▸ What you will do:
Each line of the data must be set down again without a single difference.

▸ Given data:
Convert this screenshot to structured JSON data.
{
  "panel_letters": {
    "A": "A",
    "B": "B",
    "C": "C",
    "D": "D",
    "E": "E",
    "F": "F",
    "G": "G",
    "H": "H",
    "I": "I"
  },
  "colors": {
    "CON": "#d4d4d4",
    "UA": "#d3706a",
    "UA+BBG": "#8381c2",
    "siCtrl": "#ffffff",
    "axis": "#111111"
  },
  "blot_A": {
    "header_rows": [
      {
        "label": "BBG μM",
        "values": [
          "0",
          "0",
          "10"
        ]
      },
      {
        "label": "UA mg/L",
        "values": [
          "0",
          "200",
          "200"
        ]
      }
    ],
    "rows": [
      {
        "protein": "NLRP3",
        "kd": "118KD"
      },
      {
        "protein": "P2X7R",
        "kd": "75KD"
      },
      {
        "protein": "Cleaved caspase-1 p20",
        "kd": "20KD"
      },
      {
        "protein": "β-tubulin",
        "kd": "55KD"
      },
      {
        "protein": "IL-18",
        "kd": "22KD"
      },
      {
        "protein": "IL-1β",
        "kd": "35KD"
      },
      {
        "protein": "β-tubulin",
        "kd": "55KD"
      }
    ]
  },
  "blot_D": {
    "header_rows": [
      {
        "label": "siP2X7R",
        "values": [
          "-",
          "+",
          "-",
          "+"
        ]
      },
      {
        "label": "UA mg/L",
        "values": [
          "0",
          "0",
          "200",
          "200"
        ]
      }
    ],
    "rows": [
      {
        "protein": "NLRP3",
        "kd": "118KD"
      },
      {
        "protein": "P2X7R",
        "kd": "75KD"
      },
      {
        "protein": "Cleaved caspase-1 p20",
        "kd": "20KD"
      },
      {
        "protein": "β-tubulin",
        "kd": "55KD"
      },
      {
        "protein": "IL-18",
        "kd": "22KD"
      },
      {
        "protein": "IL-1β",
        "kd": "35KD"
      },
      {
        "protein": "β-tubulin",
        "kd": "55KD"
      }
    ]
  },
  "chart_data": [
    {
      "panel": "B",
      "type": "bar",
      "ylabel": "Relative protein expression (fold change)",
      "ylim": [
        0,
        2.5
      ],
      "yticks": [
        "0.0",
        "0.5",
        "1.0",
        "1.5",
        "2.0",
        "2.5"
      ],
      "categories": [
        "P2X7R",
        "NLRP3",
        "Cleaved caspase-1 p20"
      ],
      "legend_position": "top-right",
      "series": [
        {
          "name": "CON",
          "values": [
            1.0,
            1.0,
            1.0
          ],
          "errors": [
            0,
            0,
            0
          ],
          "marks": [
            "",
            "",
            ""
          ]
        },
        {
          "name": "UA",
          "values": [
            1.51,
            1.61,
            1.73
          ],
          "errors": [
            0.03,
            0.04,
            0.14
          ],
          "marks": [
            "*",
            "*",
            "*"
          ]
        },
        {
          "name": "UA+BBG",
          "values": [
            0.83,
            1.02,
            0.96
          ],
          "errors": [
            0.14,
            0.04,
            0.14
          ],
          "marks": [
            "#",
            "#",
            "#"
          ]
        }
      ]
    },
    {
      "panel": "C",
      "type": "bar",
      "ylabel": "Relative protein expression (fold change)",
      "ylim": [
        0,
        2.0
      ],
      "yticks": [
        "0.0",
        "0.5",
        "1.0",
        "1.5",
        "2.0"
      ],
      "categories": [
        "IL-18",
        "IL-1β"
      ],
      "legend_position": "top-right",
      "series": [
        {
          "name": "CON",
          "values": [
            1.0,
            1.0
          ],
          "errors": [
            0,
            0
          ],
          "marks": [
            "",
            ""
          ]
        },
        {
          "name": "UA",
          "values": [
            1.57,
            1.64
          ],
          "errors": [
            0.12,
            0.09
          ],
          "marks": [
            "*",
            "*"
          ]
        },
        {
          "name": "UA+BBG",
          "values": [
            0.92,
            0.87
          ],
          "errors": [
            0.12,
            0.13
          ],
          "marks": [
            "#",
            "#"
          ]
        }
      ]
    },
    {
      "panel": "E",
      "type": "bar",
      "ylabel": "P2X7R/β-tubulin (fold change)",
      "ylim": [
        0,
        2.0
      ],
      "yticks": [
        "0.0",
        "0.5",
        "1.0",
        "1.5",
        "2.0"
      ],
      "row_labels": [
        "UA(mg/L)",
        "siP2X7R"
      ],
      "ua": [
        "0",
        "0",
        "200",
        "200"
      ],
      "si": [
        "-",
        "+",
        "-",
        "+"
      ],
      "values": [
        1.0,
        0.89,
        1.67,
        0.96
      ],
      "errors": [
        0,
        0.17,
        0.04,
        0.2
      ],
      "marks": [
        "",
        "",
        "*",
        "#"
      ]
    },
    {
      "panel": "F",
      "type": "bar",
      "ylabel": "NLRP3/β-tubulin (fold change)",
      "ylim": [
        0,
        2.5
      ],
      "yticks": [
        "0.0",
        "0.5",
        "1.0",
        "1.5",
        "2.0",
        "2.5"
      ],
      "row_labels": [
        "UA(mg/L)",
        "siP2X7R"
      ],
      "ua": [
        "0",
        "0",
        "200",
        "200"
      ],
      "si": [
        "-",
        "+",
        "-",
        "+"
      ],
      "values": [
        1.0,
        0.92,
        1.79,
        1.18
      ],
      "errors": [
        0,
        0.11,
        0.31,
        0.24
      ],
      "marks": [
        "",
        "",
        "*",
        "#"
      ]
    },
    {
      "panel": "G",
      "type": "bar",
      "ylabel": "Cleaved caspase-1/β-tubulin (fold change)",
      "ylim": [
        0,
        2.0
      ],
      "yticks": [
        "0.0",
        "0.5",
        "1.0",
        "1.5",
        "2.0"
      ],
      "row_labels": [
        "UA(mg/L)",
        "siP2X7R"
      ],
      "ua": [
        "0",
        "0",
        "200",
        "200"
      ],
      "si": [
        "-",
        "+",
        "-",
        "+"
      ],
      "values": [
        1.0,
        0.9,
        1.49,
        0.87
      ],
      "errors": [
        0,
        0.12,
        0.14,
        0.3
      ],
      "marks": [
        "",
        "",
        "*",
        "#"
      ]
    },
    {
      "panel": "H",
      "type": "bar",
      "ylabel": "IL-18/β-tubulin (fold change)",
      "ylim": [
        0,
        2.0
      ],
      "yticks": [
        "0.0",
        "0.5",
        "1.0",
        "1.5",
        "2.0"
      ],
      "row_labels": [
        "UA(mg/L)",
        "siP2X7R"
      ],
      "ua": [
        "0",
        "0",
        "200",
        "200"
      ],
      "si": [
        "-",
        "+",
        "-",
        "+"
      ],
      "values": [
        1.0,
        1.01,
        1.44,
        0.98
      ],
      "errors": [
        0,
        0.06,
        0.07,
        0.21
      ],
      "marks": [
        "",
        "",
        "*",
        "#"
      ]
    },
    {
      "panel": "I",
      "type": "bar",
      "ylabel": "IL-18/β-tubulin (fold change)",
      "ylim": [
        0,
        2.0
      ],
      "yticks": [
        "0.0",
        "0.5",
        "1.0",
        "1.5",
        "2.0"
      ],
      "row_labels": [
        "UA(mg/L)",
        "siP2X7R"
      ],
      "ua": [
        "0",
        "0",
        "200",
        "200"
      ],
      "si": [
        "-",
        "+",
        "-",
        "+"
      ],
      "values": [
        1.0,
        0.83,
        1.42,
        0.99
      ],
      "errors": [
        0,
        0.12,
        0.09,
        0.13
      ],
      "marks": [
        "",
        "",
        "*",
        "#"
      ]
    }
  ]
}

▸ Output of the exercise:
Convert this screenshot to structured JSON data.
{
  "panel_letters": {
    "A": "A",
    "B": "B",
    "C": "C",
    "D": "D",
    "E": "E",
    "F": "F",
    "G": "G",
    "H": "H",
    "I": "I"
  },
  "colors": {
    "CON": "#d4d4d4",
    "UA": "#d3706a",
    "UA+BBG": "#8381c2",
    "siCtrl": "#ffffff",
    "axis": "#111111"
  },
  "blot_A": {
    "header_rows": [
      {
        "label": "BBG μM",
        "values": [
          "0",
          "0",
          "10"
        ]
      },
      {
        "label": "UA mg/L",
        "values": [
          "0",
          "200",
          "200"
        ]
      }
    ],
    "rows": [
      {
        "protein": "NLRP3",
        "kd": "118KD"
      },
      {
        "protein": "P2X7R",
        "kd": "75KD"
      },
      {
        "protein": "Cleaved caspase-1 p20",
        "kd": "20KD"
      },
      {
        "protein": "β-tubulin",
        "kd": "55KD"
      },
      {
        "protein": "IL-18",
        "kd": "22KD"
      },
      {
        "protein": "IL-1β",
        "kd": "35KD"
      },
      {
        "protein": "β-tubulin",
        "kd": "55KD"
      }
    ]
  },
  "blot_D": {
    "header_rows": [
      {
        "label": "siP2X7R",
        "values": [
          "-",
          "+",
          "-",
          "+"
        ]
      },
      {
        "label": "UA mg/L",
        "values": [
          "0",
          "0",
          "200",
          "200"
        ]
      }
    ],
    "rows": [
      {
        "protein": "NLRP3",
        "kd": "118KD"
      },
      {
        "protein": "P2X7R",
        "kd": "75KD"
      },
      {
        "protein": "Cleaved caspase-1 p20",
        "kd": "20KD"
      },
      {
        "protein": "β-tubulin",
        "kd": "55KD"
      },
      {
        "protein": "IL-18",
        "kd": "22KD"
      },
      {
        "protein": "IL-1β",
        "kd": "35KD"
      },
      {
        "protein": "β-tubulin",
        "kd": "55KD"
      }
    ]
  },
  "chart_data": [
    {
      "panel": "B",
      "type": "bar",
      "ylabel": "Relative protein expression (fold change)",
      "ylim": [
        0,
        2.5
      ],
      "yticks": [
        "0.0",
        "0.5",
        "1.0",
        "1.5",
        "2.0",
        "2.5"
      ],
      "categories": [
        "P2X7R",
        "NLRP3",
        "Cleaved caspase-1 p20"
      ],
      "legend_position": "top-right",
      "series": [
        {
          "name": "CON",
          "values": [
            1.0,
            1.0,
            1.0
          ],
          "errors": [
            0,
            0,
            0
          ],
          "marks": [
            "",
            "",
            ""
          ]
        },
        {
          "name": "UA",
          "values": [
            1.51,
            1.61,
            1.73
          ],
          "errors": [
            0.03,
            0.04,
            0.14
          ],
          "marks": [
            "*",
            "*",
            "*"
          ]
        },
        {
          "name": "UA+BBG",
          "values": [
            0.83,
            1.02,
            0.96
          ],
          "errors": [
            0.14,
            0.04,
            0.14
          ],
          "marks": [
            "#",
            "#",
            "#"
          ]
        }
      ]
    },
    {
      "panel": "C",
      "type": "bar",
      "ylabel": "Relative protein expression (fold change)",
      "ylim": [
        0,
        2.0
      ],
      "yticks": [
        "0.0",
        "0.5",
        "1.0",
        "1.5",
        "2.0"
      ],
      "categories": [
        "IL-18",
        "IL-1β"
      ],
      "legend_position": "top-right",
      "series": [
        {
          "name": "CON",
          "values": [
            1.0,
            1.0
          ],
          "errors": [
            0,
            0
          ],
          "marks": [
            "",
            ""
          ]
        },
        {
          "name": "UA",
          "values": [
            1.57,
            1.64
          ],
          "errors": [
            0.12,
            0.09
          ],
          "marks": [
            "*",
            "*"
          ]
        },
        {
          "name": "UA+BBG",
          "values": [
            0.92,
            0.87
          ],
          "errors": [
            0.12,
            0.13
          ],
          "marks": [
            "#",
            "#"
          ]
        }
      ]
    },
    {
      "panel": "E",
      "type": "bar",
      "ylabel": "P2X7R/β-tubulin (fold change)",
      "ylim": [
        0,
        2.0
      ],
      "yticks": [
        "0.0",
        "0.5",
        "1.0",
        "1.5",
        "2.0"
      ],
      "row_labels": [
        "UA(mg/L)",
        "siP2X7R"
      ],
      "ua": [
        "0",
        "0",
        "200",
        "200"
      ],
      "si": [
        "-",
        "+",
        "-",
        "+"
      ],
      "values": [
        1.0,
        0.89,
        1.67,
        0.96
      ],
      "errors": [
        0,
        0.17,
        0.04,
        0.2
      ],
      "marks": [
        "",
        "",
        "*",
        "#"
      ]
    },
    {
      "panel": "F",
      "type": "bar",
      "ylabel": "NLRP3/β-tubulin (fold change)",
      "ylim": [
        0,
        2.5
      ],
      "yticks": [
        "0.0",
        "0.5",
        "1.0",
        "1.5",
        "2.0",
        "2.5"
      ],
      "row_labels": [
        "UA(mg/L)",
        "siP2X7R"
      ],
      "ua": [
        "0",
        "0",
        "200",
        "200"
      ],
      "si": [
        "-",
        "+",
        "-",
        "+"
      ],
      "values": [
        1.0,
        0.92,
        1.79,
        1.18
      ],
      "errors": [
        0,
        0.11,
        0.31,
        0.24
      ],
      "marks": [
        "",
        "",
        "*",
        "#"
      ]
    },
    {
      "panel": "G",
      "type": "bar",
      "ylabel": "Cleaved caspase-1/β-tubulin (fold change)",
      "ylim": [
        0,
        2.0
      ],
      "yticks": [
        "0.0",
        "0.5",
        "1.0",
        "1.5",
        "2.0"
      ],
      "row_labels": [
        "UA(mg/L)",
        "siP2X7R"
      ],
      "ua": [
        "0",
        "0",
        "200",
        "200"
      ],
      "si": [
        "-",
        "+",
        "-",
        "+"
      ],
      "values": [
        1.0,
        0.9,
        1.49,
        0.87
      ],
      "errors": [
        0,
        0.12,
        0.14,
        0.3
      ],
      "marks": [
        "",
        "",
        "*",
        "#"
      ]
    },
    {
      "panel": "H",
      "type": "bar",
      "ylabel": "IL-18/β-tubulin (fold change)",
      "ylim": [
        0,
        2.0
      ],
      "yticks": [
        "0.0",
        "0.5",
        "1.0",
        "1.5",
        "2.0"
      ],
      "row_labels": [
        "UA(mg/L)",
        "siP2X7R"
      ],
      "ua": [
        "0",
        "0",
        "200",
        "200"
      ],
      "si": [
        "-",
        "+",
        "-",
        "+"
      ],
      "values": [
        1.0,
        1.01,
        1.44,
        0.98
      ],
      "errors": [
        0,
        0.06,
        0.07,
        0.21
      ],
      "marks": [
        "",
        "",
        "*",
        "#"
      ]
    },
    {
      "panel": "I",
      "type": "bar",
      "ylabel": "IL-18/β-tubulin (fold change)",
      "ylim": [
        0,
        2.0
      ],
      "yticks": [
        "0.0",
        "0.5",
        "1.0",
        "1.5",
        "2.0"
      ],
      "row_labels": [
        "UA(mg/L)",
        "siP2X7R"
      ],
      "ua": [
        "0",
        "0",
        "200",
        "200"
      ],
      "si": [
        "-",
        "+",
        "-",
        "+"
      ],
      "values": [
        1.0,
        0.83,
        1.42,
        0.99
      ],
      "errors": [
        0,
        0.12,
        0.09,
        0.13
      ],
      "marks": [
        "",
        "",
        "*",
        "#"
      ]
    }
  ]
}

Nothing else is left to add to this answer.